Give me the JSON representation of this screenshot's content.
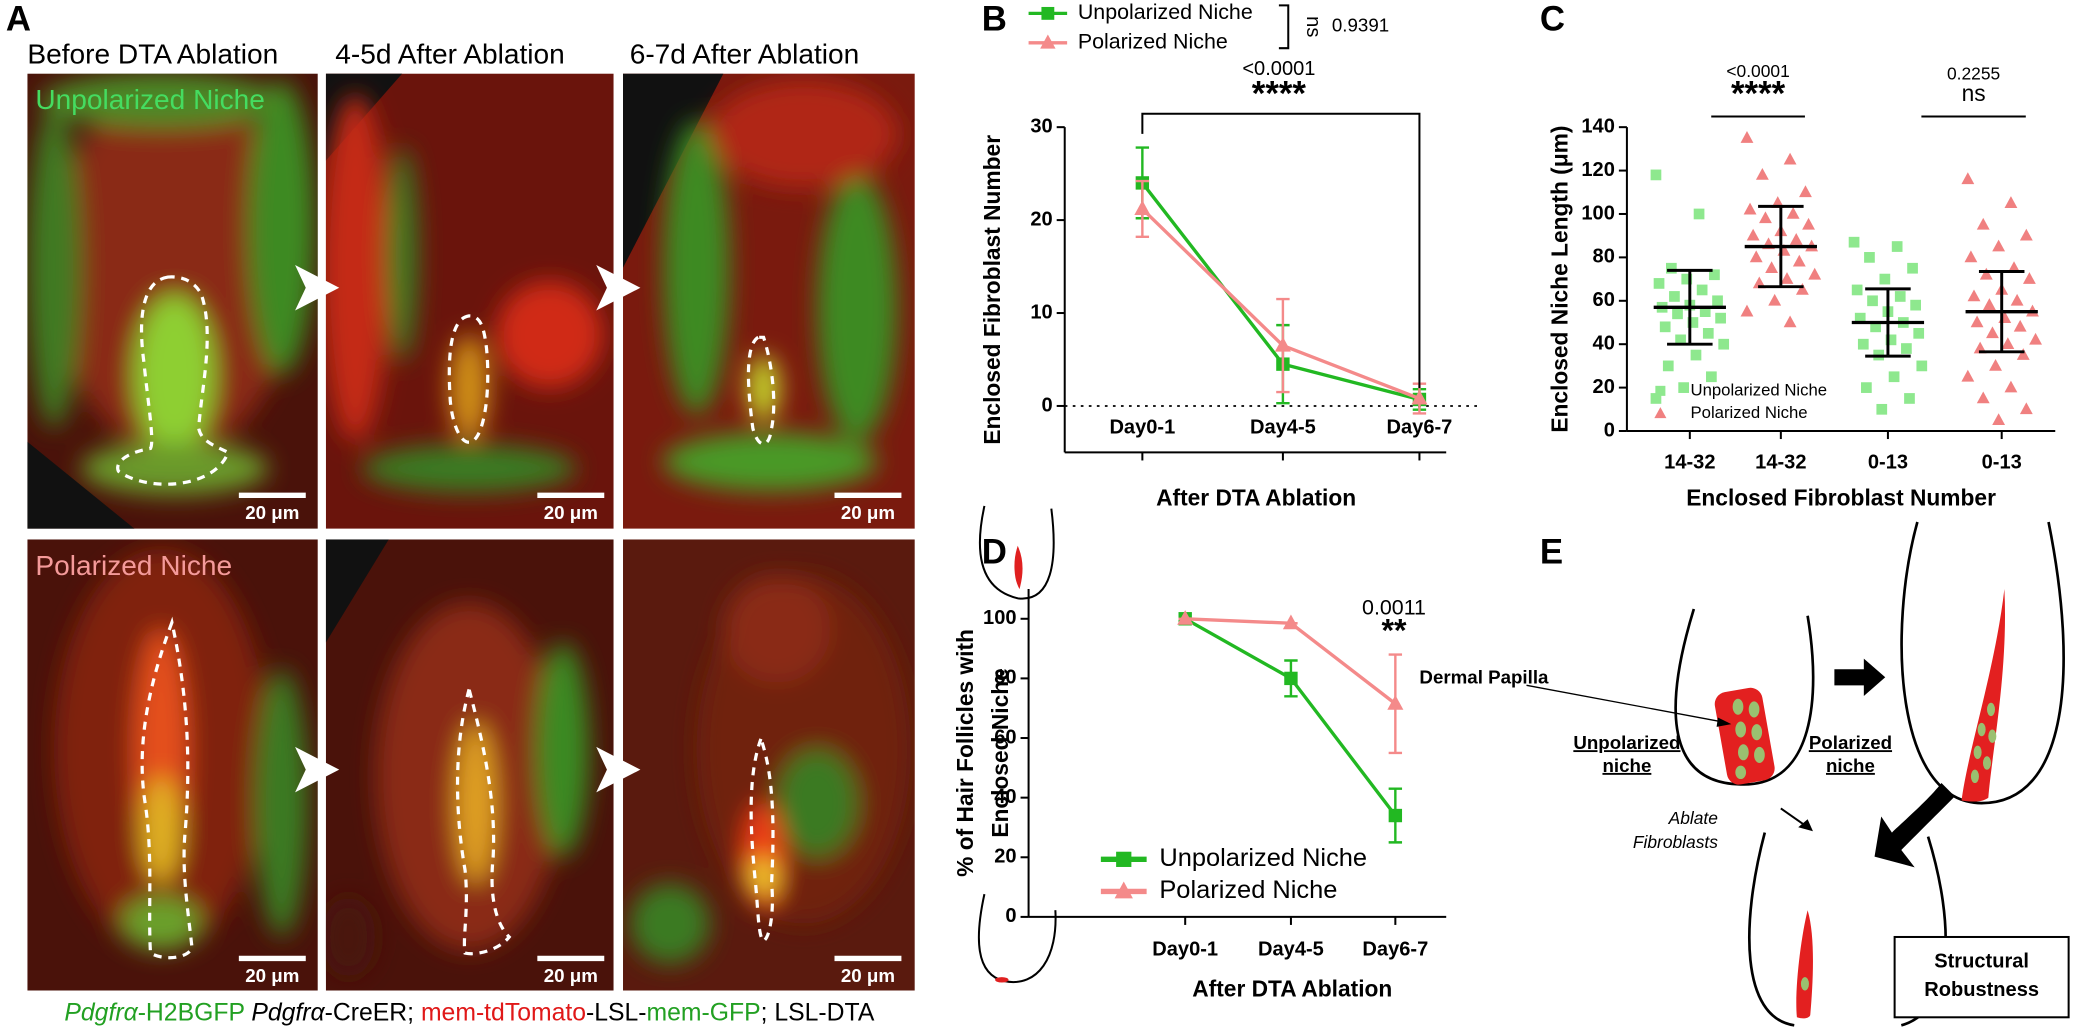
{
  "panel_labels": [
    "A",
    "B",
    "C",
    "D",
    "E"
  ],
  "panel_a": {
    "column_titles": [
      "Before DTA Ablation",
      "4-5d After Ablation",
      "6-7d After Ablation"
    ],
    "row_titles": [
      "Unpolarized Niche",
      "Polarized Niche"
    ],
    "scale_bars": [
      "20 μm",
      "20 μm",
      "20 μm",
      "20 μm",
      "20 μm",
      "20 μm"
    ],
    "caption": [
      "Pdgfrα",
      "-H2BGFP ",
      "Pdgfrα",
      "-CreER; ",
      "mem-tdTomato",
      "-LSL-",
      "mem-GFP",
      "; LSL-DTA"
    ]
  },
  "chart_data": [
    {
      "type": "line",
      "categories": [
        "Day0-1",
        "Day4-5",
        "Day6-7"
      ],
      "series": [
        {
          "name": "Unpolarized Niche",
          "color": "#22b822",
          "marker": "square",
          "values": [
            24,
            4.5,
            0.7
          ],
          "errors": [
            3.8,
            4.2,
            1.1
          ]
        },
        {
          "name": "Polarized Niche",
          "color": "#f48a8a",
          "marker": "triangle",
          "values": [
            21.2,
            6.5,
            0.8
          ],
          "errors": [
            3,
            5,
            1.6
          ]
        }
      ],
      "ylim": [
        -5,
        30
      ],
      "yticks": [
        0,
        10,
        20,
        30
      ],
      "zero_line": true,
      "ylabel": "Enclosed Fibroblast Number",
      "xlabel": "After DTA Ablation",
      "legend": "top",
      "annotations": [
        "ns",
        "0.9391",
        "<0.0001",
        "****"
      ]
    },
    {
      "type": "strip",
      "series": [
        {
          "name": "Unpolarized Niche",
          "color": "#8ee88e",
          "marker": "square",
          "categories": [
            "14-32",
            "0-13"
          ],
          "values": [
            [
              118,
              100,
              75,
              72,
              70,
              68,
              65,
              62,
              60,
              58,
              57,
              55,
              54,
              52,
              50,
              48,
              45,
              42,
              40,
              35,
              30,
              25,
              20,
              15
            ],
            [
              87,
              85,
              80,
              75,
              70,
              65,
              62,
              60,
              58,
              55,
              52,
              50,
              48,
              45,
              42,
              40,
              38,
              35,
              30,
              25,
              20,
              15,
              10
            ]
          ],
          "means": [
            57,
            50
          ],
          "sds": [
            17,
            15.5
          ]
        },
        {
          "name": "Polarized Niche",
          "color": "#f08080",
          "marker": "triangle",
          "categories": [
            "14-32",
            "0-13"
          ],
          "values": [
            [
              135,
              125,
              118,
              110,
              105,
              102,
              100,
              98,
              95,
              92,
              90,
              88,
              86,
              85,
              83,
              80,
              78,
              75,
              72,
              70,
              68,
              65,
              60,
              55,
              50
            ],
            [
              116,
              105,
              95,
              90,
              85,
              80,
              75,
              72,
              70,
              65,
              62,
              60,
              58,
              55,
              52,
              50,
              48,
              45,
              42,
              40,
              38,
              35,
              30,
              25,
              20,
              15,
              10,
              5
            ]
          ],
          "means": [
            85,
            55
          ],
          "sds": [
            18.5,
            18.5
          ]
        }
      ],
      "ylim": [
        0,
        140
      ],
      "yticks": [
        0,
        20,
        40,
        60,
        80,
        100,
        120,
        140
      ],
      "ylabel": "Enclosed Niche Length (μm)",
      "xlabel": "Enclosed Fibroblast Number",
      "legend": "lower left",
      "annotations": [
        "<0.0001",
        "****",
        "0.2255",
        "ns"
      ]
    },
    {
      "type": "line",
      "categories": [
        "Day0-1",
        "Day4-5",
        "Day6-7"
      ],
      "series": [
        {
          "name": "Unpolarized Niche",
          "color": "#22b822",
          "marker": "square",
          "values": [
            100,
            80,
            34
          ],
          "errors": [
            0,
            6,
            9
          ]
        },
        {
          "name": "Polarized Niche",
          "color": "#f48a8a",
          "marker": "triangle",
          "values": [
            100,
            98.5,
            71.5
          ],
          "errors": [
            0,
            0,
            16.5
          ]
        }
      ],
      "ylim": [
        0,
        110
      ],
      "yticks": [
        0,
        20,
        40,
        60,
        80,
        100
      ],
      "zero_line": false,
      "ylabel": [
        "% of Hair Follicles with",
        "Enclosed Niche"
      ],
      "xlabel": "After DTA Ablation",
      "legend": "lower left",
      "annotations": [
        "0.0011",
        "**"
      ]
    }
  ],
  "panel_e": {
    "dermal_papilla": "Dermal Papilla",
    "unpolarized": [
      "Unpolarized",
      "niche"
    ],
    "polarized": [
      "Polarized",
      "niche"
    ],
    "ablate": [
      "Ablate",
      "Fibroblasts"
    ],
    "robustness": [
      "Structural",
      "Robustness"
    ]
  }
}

:::::

Task requirements — Copy, from the material above, each line in which the string "Number" occurs.

Answer in full —
      "ylabel": "Enclosed Fibroblast Number",
      "xlabel": "Enclosed Fibroblast Number",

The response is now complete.